» **WHAT NEEDS TO BE DONE**
Give every line back verbatim, dropping all images.
**** MATERIAL FOR THIS TASK
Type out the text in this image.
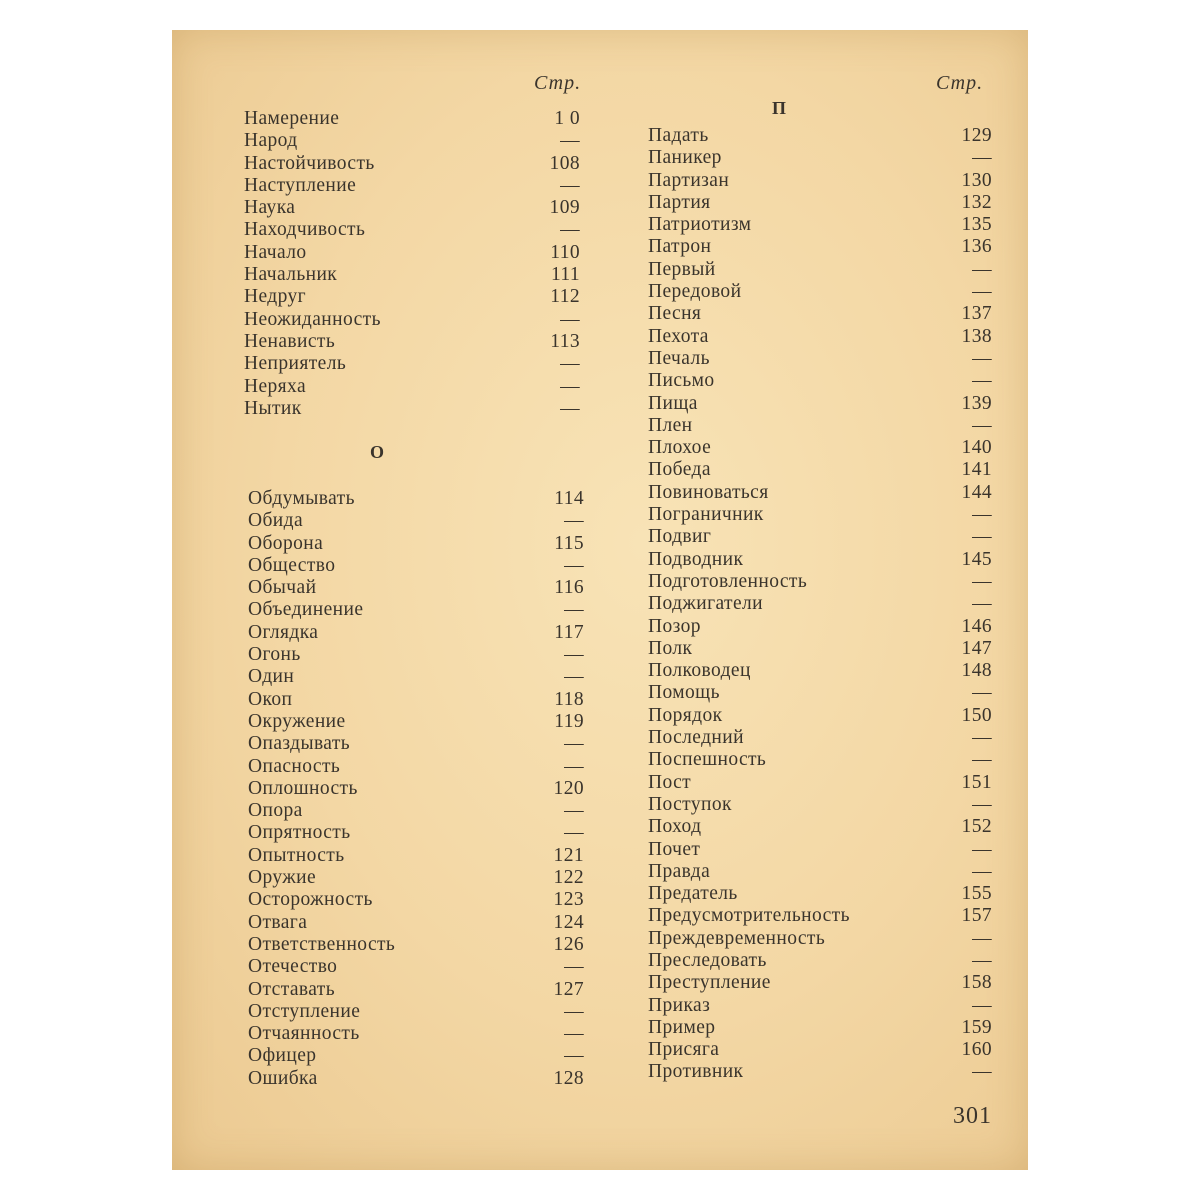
Стр.	Стр.
Намерение	1 0
Народ	—
Настойчивость	108
Наступление	—
Наука	109
Находчивость	—
Начало	110
Начальник	111
Недруг	112
Неожиданность	—
Ненависть	113
Неприятель	—
Неряха	—
Нытик	—
О
Обдумывать	114
Обида	—
Оборона	115
Общество	—
Обычай	116
Объединение	—
Оглядка	117
Огонь	—
Один	—
Окоп	118
Окружение	119
Опаздывать	—
Опасность	—
Оплошность	120
Опора	—
Опрятность	—
Опытность	121
Оружие	122
Осторожность	123
Отвага	124
Ответственность	126
Отечество	—
Отставать	127
Отступление	—
Отчаянность	—
Офицер	—
Ошибка	128
П
Падать	129
Паникер	—
Партизан	130
Партия	132
Патриотизм	135
Патрон	136
Первый	—
Передовой	—
Песня	137
Пехота	138
Печаль	—
Письмо	—
Пища	139
Плен	—
Плохое	140
Победа	141
Повиноваться	144
Пограничник	—
Подвиг	—
Подводник	145
Подготовленность	—
Поджигатели	—
Позор	146
Полк	147
Полководец	148
Помощь	—
Порядок	150
Последний	—
Поспешность	—
Пост	151
Поступок	—
Поход	152
Почет	—
Правда	—
Предатель	155
Предусмотрительность	157
Преждевременность	—
Преследовать	—
Преступление	158
Приказ	—
Пример	159
Присяга	160
Противник	—
301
********
» **FINISHED TASK**
Type out the text in this image.
Стр.	Стр.
Намерение	1 0
Народ	—
Настойчивость	108
Наступление	—
Наука	109
Находчивость	—
Начало	110
Начальник	111
Недруг	112
Неожиданность	—
Ненависть	113
Неприятель	—
Неряха	—
Нытик	—
О
Обдумывать	114
Обида	—
Оборона	115
Общество	—
Обычай	116
Объединение	—
Оглядка	117
Огонь	—
Один	—
Окоп	118
Окружение	119
Опаздывать	—
Опасность	—
Оплошность	120
Опора	—
Опрятность	—
Опытность	121
Оружие	122
Осторожность	123
Отвага	124
Ответственность	126
Отечество	—
Отставать	127
Отступление	—
Отчаянность	—
Офицер	—
Ошибка	128
П
Падать	129
Паникер	—
Партизан	130
Партия	132
Патриотизм	135
Патрон	136
Первый	—
Передовой	—
Песня	137
Пехота	138
Печаль	—
Письмо	—
Пища	139
Плен	—
Плохое	140
Победа	141
Повиноваться	144
Пограничник	—
Подвиг	—
Подводник	145
Подготовленность	—
Поджигатели	—
Позор	146
Полк	147
Полководец	148
Помощь	—
Порядок	150
Последний	—
Поспешность	—
Пост	151
Поступок	—
Поход	152
Почет	—
Правда	—
Предатель	155
Предусмотрительность	157
Преждевременность	—
Преследовать	—
Преступление	158
Приказ	—
Пример	159
Присяга	160
Противник	—
301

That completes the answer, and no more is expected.